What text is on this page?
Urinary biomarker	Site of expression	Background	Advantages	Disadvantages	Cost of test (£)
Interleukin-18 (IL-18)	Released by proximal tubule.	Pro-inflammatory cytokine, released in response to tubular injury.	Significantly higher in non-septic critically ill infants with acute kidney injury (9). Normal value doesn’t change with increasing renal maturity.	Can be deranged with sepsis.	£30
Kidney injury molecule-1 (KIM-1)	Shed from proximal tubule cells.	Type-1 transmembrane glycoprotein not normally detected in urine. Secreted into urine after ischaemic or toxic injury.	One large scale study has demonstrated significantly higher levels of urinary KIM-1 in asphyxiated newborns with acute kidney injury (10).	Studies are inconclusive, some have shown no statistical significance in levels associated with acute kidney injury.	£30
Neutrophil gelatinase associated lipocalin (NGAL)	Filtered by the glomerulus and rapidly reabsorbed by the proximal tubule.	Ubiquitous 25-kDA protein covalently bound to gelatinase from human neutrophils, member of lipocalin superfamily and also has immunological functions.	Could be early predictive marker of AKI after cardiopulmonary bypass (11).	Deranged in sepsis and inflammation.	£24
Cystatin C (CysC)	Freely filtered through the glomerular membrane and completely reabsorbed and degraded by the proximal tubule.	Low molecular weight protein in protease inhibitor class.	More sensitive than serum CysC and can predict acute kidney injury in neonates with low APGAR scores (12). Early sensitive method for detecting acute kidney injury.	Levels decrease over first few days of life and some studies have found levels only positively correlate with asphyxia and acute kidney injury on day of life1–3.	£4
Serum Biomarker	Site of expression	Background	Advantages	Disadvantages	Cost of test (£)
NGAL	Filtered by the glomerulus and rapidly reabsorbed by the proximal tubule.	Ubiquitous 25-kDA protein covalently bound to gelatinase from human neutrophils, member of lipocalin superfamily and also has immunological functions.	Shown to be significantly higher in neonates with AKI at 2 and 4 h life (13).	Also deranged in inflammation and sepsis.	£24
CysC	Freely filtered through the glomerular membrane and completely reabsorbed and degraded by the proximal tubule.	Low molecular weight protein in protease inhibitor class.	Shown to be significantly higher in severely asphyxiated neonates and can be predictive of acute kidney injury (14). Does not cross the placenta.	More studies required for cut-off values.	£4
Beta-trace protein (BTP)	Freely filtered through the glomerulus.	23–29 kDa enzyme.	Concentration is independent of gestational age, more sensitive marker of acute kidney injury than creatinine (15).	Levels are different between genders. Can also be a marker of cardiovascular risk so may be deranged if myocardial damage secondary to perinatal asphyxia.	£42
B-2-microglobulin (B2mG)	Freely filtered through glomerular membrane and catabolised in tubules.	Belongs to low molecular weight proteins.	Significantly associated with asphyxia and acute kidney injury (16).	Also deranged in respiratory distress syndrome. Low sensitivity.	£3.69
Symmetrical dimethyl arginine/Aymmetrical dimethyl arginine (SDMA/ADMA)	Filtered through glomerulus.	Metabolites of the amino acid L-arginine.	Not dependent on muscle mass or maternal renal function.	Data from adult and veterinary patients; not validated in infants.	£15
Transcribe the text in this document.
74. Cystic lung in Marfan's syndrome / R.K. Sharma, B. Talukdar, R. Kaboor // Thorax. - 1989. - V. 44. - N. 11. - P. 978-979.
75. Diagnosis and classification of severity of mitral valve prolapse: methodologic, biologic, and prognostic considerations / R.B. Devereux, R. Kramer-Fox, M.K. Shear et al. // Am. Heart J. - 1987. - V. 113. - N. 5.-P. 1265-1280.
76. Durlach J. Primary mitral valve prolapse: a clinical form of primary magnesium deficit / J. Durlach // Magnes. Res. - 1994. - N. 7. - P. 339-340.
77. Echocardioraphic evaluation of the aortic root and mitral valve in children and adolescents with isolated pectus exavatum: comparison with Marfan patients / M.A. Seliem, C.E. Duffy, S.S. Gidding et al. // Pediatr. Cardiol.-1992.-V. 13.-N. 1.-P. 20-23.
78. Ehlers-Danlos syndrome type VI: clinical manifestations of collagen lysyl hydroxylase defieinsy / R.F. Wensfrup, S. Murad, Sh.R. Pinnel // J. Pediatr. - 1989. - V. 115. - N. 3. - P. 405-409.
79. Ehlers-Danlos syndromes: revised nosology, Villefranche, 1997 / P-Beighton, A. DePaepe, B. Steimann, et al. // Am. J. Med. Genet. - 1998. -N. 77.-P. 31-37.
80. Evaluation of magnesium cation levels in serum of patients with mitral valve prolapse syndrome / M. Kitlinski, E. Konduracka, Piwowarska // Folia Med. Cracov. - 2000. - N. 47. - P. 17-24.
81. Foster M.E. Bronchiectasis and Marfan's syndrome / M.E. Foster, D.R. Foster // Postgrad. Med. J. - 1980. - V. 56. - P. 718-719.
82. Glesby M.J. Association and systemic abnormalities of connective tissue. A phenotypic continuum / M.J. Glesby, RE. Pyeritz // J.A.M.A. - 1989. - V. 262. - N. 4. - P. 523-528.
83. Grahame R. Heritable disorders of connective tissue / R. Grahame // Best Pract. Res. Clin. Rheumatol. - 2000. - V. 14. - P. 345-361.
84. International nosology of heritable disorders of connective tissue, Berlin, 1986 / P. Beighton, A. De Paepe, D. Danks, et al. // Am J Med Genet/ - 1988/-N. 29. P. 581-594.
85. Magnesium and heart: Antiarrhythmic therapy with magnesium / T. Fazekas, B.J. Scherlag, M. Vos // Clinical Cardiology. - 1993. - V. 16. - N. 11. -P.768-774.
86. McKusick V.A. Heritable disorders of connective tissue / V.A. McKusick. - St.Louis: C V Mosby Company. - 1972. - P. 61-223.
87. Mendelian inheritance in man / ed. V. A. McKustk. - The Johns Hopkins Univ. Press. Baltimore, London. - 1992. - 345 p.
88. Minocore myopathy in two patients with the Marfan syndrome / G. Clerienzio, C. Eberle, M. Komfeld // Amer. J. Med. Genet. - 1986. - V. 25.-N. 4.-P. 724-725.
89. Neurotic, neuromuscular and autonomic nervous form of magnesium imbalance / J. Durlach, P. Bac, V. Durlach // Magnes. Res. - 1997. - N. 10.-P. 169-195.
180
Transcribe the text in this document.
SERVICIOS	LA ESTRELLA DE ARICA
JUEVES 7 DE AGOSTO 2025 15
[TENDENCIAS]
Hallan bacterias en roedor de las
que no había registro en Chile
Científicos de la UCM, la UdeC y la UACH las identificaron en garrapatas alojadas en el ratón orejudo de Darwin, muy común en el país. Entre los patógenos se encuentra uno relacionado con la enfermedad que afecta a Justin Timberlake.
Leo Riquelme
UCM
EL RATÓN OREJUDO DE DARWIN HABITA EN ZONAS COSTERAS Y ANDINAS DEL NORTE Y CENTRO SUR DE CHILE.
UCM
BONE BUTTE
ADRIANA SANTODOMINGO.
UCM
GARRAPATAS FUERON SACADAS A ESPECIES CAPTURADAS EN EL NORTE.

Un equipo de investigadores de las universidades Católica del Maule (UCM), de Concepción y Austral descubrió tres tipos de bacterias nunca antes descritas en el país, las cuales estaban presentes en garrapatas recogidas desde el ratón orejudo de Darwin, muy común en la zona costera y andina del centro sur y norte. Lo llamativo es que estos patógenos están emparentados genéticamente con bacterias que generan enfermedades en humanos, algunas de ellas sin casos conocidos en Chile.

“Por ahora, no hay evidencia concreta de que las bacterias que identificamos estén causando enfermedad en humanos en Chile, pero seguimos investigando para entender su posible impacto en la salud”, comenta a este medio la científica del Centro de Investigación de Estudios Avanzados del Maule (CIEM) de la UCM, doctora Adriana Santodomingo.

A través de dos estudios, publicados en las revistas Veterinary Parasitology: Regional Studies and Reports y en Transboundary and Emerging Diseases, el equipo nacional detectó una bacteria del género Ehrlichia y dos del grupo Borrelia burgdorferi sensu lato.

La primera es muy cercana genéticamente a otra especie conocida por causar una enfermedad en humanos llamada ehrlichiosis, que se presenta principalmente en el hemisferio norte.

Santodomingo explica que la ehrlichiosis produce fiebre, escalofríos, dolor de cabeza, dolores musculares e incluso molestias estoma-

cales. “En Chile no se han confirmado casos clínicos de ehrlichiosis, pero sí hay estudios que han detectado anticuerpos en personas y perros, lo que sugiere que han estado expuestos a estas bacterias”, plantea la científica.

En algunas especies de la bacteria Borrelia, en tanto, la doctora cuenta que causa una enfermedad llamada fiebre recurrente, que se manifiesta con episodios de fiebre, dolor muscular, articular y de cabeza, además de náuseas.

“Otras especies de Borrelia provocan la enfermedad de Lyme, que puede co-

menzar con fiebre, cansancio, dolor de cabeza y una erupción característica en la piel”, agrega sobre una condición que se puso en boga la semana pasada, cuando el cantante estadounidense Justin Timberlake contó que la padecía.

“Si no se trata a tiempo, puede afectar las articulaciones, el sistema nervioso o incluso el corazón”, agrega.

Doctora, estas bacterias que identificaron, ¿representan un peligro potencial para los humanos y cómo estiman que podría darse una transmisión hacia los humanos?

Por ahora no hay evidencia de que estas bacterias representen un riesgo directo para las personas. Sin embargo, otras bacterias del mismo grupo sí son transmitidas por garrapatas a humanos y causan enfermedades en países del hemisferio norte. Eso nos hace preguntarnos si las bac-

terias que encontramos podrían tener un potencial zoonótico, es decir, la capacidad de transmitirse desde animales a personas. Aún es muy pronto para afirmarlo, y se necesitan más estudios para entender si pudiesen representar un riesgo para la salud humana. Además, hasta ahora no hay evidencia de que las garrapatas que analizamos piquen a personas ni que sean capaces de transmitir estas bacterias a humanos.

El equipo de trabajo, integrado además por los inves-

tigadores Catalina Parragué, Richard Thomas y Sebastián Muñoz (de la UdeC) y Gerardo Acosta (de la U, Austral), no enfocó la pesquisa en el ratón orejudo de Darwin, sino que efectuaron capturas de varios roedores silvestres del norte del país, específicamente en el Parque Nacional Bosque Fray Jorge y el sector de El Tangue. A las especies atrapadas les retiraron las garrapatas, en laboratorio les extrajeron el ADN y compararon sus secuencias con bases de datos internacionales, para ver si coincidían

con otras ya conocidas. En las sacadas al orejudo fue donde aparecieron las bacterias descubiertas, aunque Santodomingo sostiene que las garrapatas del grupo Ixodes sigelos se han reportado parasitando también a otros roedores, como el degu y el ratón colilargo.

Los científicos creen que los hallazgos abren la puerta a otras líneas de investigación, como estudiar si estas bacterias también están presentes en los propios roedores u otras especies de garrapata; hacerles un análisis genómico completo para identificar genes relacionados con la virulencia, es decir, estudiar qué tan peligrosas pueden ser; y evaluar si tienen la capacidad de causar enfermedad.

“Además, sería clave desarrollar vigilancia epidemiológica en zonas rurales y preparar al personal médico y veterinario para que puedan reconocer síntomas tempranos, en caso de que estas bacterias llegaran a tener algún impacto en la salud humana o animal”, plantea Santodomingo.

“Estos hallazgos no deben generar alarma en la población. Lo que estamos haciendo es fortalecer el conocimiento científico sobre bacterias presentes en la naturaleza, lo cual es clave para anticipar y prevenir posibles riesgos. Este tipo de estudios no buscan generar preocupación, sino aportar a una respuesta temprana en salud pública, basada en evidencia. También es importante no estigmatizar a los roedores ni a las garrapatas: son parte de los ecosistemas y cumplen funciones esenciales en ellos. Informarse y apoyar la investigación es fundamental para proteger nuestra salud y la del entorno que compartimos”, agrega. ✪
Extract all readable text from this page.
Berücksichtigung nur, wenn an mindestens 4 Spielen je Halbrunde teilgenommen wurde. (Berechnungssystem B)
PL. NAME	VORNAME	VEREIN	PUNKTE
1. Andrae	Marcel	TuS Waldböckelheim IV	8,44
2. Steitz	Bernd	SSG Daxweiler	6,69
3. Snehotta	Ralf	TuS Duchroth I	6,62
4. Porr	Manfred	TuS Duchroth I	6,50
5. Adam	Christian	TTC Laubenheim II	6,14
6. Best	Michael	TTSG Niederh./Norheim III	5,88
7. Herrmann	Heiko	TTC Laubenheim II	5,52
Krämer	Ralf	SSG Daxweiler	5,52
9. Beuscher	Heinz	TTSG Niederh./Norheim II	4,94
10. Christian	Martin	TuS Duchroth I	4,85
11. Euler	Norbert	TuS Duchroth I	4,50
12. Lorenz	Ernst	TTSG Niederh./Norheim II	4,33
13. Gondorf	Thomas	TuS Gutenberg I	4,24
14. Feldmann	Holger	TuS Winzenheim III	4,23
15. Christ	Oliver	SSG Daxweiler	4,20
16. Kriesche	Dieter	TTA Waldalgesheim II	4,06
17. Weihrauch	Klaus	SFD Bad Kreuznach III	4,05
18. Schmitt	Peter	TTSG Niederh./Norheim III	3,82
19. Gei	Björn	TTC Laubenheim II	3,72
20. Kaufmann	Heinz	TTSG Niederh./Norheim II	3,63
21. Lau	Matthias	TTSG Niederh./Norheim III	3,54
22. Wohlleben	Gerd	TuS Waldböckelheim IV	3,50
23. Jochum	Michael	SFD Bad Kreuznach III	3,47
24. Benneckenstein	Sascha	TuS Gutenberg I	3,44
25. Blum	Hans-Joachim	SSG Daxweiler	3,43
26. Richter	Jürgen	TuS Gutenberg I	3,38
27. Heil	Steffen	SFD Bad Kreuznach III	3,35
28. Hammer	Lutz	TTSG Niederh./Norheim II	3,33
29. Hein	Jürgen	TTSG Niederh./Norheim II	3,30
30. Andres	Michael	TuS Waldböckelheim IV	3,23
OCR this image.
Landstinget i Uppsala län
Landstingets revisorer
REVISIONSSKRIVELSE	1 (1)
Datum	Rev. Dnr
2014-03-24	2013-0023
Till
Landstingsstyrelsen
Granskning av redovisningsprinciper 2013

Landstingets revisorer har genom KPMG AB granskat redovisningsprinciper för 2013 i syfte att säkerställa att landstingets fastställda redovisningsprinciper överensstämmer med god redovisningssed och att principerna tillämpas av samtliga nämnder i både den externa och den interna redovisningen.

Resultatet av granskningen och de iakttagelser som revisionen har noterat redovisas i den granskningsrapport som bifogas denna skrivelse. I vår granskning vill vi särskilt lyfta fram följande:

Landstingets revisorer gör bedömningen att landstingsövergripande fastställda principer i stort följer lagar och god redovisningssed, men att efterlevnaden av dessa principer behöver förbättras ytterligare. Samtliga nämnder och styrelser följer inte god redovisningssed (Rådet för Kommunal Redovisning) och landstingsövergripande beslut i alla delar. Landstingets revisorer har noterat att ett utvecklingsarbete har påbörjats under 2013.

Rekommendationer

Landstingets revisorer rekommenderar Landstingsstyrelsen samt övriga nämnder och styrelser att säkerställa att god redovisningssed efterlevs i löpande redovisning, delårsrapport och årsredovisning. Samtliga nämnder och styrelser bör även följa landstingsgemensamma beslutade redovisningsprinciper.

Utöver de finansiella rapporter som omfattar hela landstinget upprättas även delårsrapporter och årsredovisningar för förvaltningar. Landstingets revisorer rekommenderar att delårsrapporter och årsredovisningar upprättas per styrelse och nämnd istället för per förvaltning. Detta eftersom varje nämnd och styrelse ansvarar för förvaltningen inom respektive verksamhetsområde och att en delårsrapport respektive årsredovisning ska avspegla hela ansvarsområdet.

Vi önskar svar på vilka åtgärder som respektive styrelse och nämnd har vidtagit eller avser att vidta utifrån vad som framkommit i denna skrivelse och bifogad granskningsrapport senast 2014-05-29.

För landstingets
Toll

WHAT YOU WILL DO: How many lines of the entries hold the word "Advantages"? Respond with the number alone.

RESULT BELOW: 2